→ **EXERCISE OBJECTIVE**
Determine how many lines carry the word "Environmental". Output that number only.

→ **MATERIAL PROVIDED**
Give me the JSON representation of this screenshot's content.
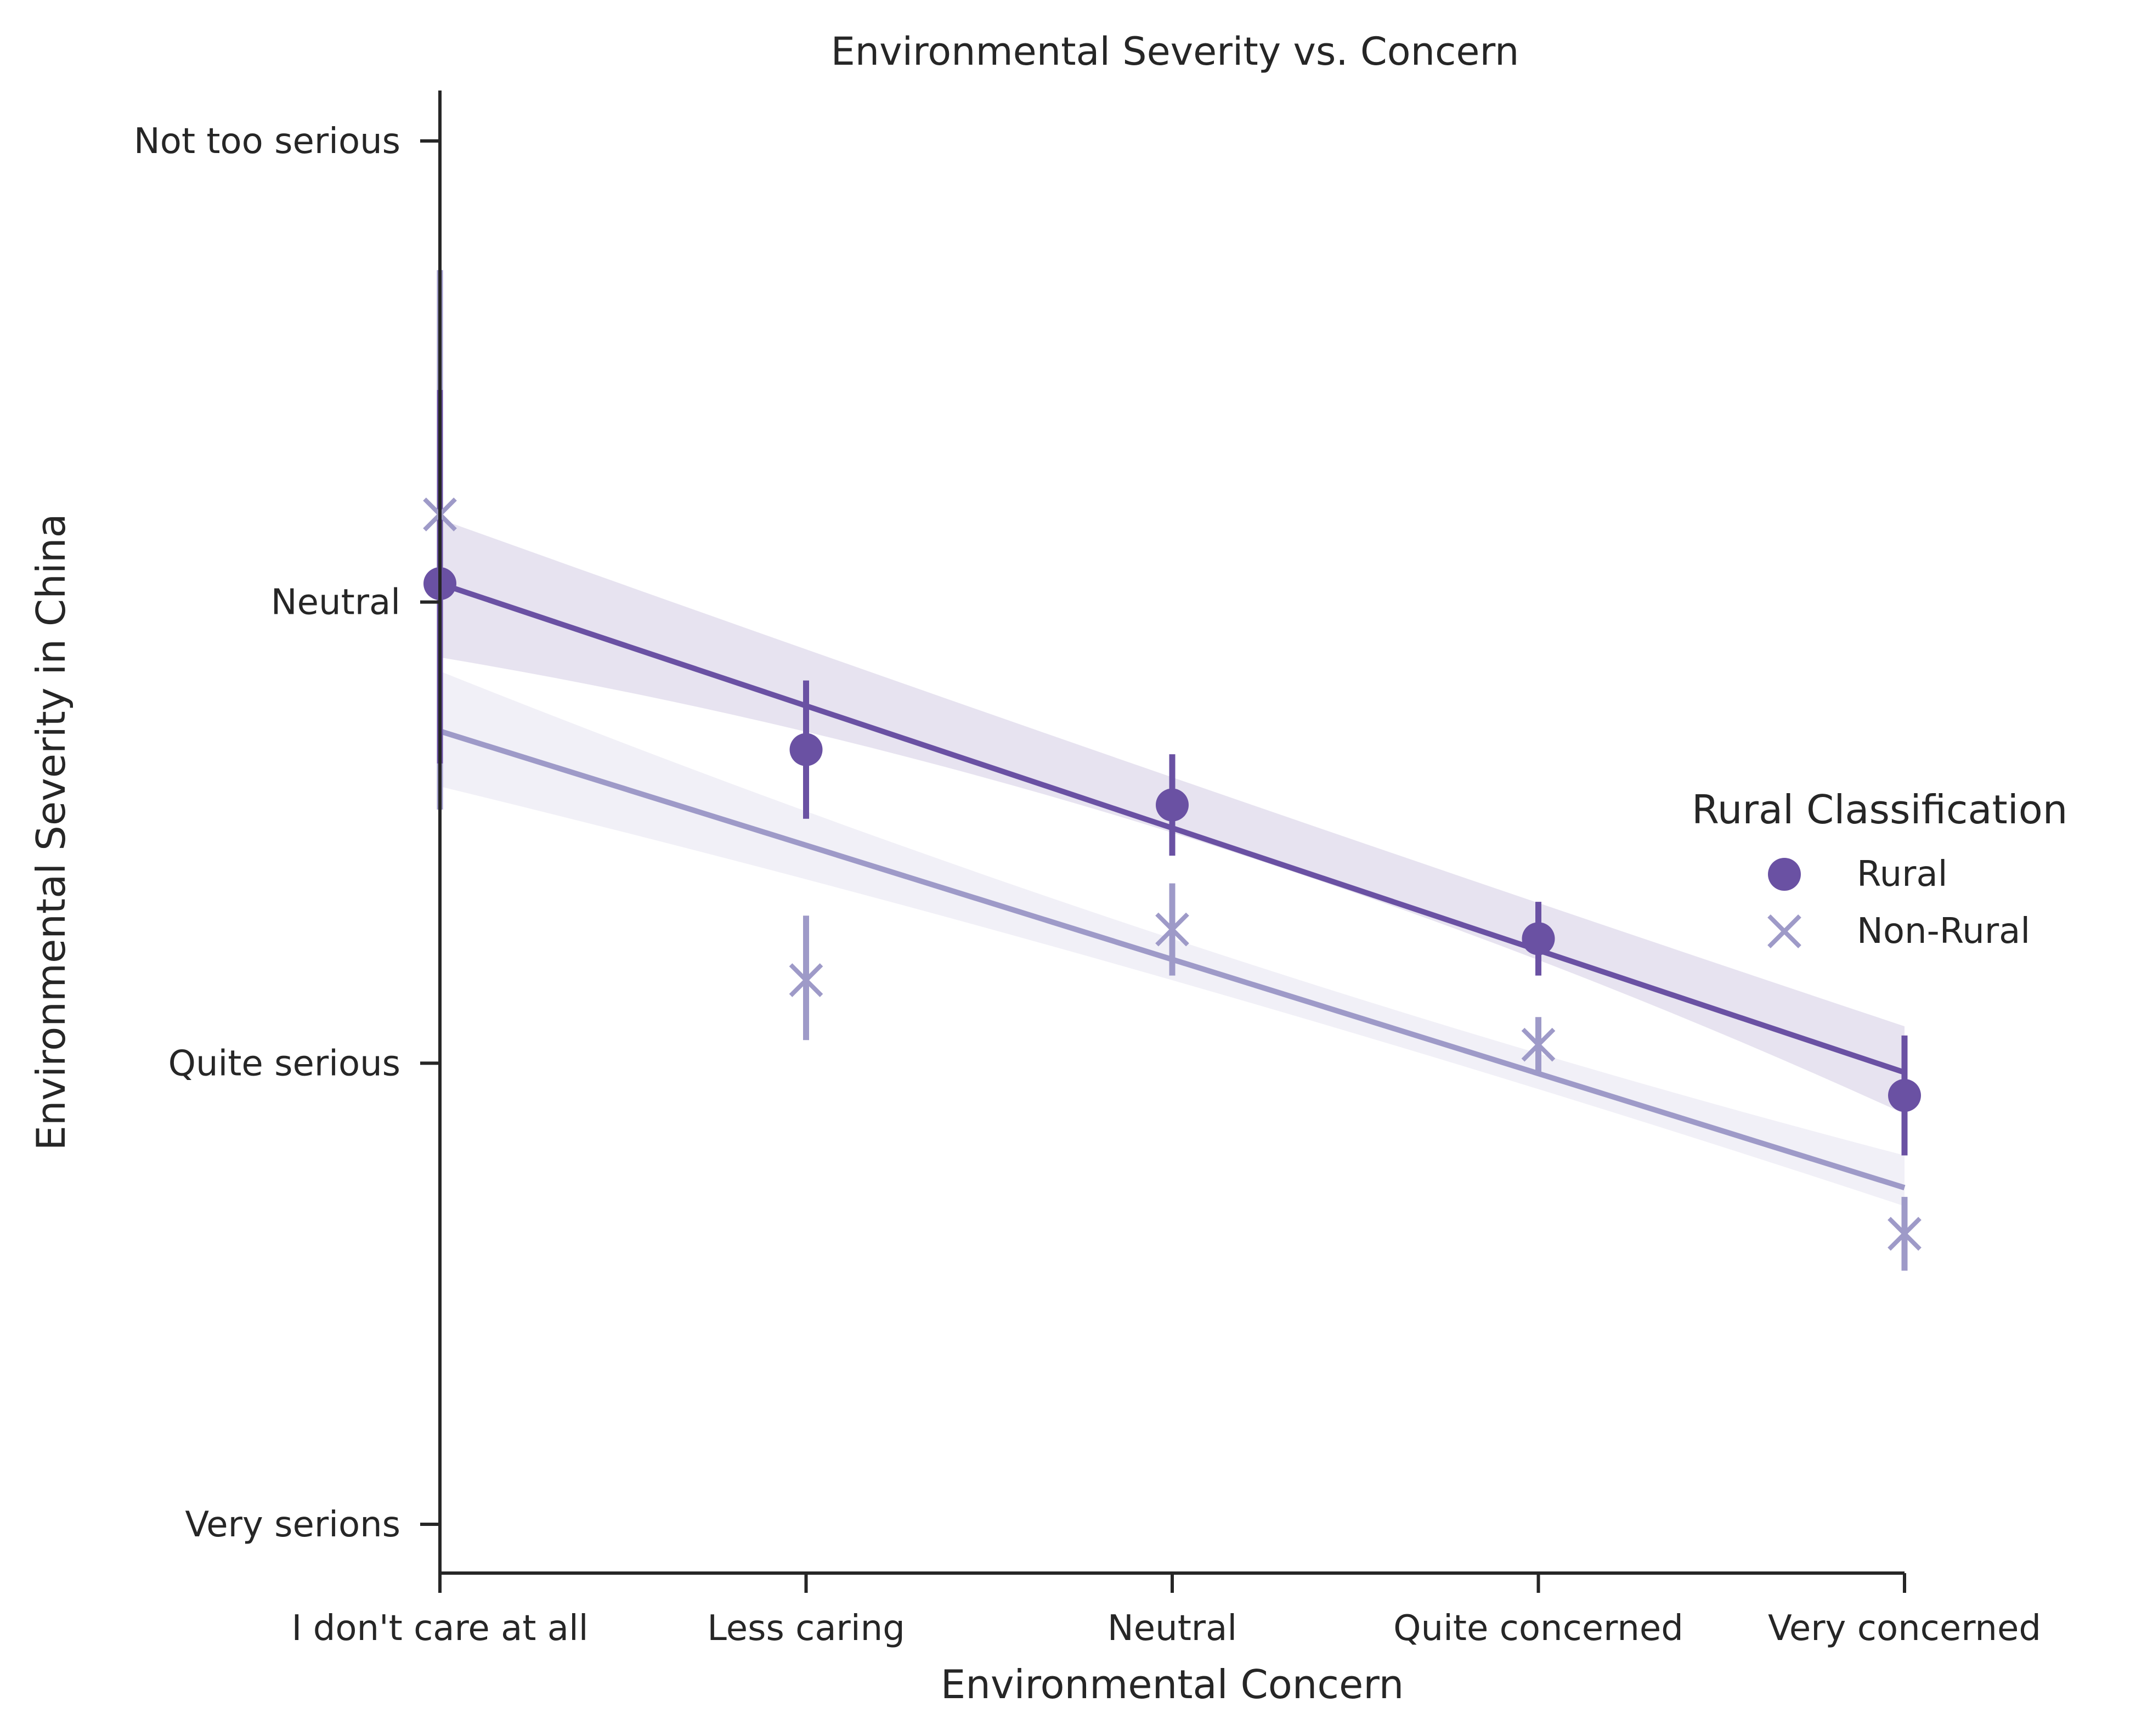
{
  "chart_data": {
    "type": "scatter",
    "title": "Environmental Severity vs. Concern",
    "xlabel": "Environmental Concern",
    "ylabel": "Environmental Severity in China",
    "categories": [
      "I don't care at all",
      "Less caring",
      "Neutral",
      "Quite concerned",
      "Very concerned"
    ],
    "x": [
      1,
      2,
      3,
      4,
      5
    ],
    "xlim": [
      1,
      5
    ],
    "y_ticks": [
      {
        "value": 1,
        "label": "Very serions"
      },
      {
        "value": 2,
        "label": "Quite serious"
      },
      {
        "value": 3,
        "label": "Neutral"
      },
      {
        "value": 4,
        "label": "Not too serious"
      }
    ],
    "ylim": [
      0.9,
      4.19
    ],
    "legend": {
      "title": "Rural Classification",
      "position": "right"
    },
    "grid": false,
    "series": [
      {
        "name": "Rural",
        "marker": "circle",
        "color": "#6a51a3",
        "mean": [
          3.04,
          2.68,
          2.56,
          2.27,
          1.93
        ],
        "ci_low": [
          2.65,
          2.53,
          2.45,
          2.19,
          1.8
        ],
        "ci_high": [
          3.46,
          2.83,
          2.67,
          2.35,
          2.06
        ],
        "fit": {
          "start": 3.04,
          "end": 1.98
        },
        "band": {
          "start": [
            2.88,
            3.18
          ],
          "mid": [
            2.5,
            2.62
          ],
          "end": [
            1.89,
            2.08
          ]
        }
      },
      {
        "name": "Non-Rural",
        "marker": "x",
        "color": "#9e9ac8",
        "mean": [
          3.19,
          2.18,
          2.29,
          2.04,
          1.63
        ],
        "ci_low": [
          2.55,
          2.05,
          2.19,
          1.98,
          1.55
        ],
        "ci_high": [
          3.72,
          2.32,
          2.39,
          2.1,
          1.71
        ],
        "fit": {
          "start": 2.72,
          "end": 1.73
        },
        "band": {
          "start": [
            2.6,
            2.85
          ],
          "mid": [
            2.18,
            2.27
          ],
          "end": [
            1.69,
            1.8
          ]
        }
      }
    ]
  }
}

→ **SOLUTION TO THIS TASK**
3